-- Work task --
Please restate the entries verbatim. The copy should hold no pictures.

-- Exercise input --

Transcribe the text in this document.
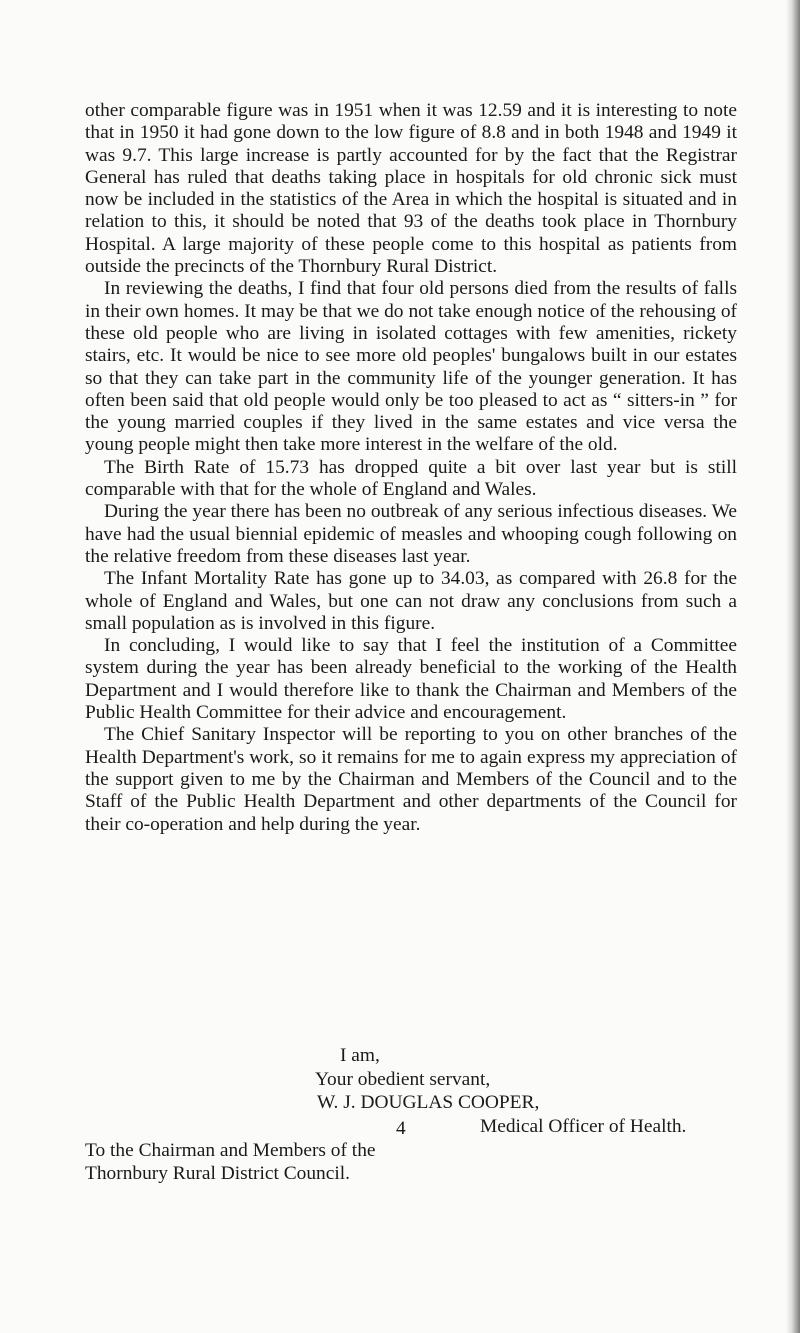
other comparable figure was in 1951 when it was 12.59 and it is interesting to note that in 1950 it had gone down to the low figure of 8.8 and in both 1948 and 1949 it was 9.7. This large increase is partly accounted for by the fact that the Registrar General has ruled that deaths taking place in hospitals for old chronic sick must now be included in the statistics of the Area in which the hospital is situated and in relation to this, it should be noted that 93 of the deaths took place in Thornbury Hospital. A large majority of these people come to this hospital as patients from outside the precincts of the Thornbury Rural District.

In reviewing the deaths, I find that four old persons died from the results of falls in their own homes. It may be that we do not take enough notice of the rehousing of these old people who are living in isolated cottages with few amenities, rickety stairs, etc. It would be nice to see more old peoples' bungalows built in our estates so that they can take part in the community life of the younger generation. It has often been said that old people would only be too pleased to act as “ sitters-in ” for the young married couples if they lived in the same estates and vice versa the young people might then take more interest in the welfare of the old.

The Birth Rate of 15.73 has dropped quite a bit over last year but is still comparable with that for the whole of England and Wales.

During the year there has been no outbreak of any serious infectious diseases. We have had the usual biennial epidemic of measles and whooping cough following on the relative freedom from these diseases last year.

The Infant Mortality Rate has gone up to 34.03, as compared with 26.8 for the whole of England and Wales, but one can not draw any conclusions from such a small population as is involved in this figure.

In concluding, I would like to say that I feel the institution of a Committee system during the year has been already beneficial to the working of the Health Department and I would therefore like to thank the Chairman and Members of the Public Health Committee for their advice and encouragement.

The Chief Sanitary Inspector will be reporting to you on other branches of the Health Department's work, so it remains for me to again express my appreciation of the support given to me by the Chairman and Members of the Council and to the Staff of the Public Health Department and other departments of the Council for their co-operation and help during the year.

I am,
Your obedient servant,
W. J. DOUGLAS COOPER,
Medical Officer of Health.
To the Chairman and Members of the
Thornbury Rural District Council.
4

-- Output for this task --
Transcribe the text in this document.
other comparable figure was in 1951 when it was 12.59 and it is interesting to note that in 1950 it had gone down to the low figure of 8.8 and in both 1948 and 1949 it was 9.7. This large increase is partly accounted for by the fact that the Registrar General has ruled that deaths taking place in hospitals for old chronic sick must now be included in the statistics of the Area in which the hospital is situated and in relation to this, it should be noted that 93 of the deaths took place in Thornbury Hospital. A large majority of these people come to this hospital as patients from outside the precincts of the Thornbury Rural District.

In reviewing the deaths, I find that four old persons died from the results of falls in their own homes. It may be that we do not take enough notice of the rehousing of these old people who are living in isolated cottages with few amenities, rickety stairs, etc. It would be nice to see more old peoples' bungalows built in our estates so that they can take part in the community life of the younger generation. It has often been said that old people would only be too pleased to act as “ sitters-in ” for the young married couples if they lived in the same estates and vice versa the young people might then take more interest in the welfare of the old.

The Birth Rate of 15.73 has dropped quite a bit over last year but is still comparable with that for the whole of England and Wales.

During the year there has been no outbreak of any serious infectious diseases. We have had the usual biennial epidemic of measles and whooping cough following on the relative freedom from these diseases last year.

The Infant Mortality Rate has gone up to 34.03, as compared with 26.8 for the whole of England and Wales, but one can not draw any conclusions from such a small population as is involved in this figure.

In concluding, I would like to say that I feel the institution of a Committee system during the year has been already beneficial to the working of the Health Department and I would therefore like to thank the Chairman and Members of the Public Health Committee for their advice and encouragement.

The Chief Sanitary Inspector will be reporting to you on other branches of the Health Department's work, so it remains for me to again express my appreciation of the support given to me by the Chairman and Members of the Council and to the Staff of the Public Health Department and other departments of the Council for their co-operation and help during the year.

I am,
Your obedient servant,
W. J. DOUGLAS COOPER,
Medical Officer of Health.
To the Chairman and Members of the
Thornbury Rural District Council.
4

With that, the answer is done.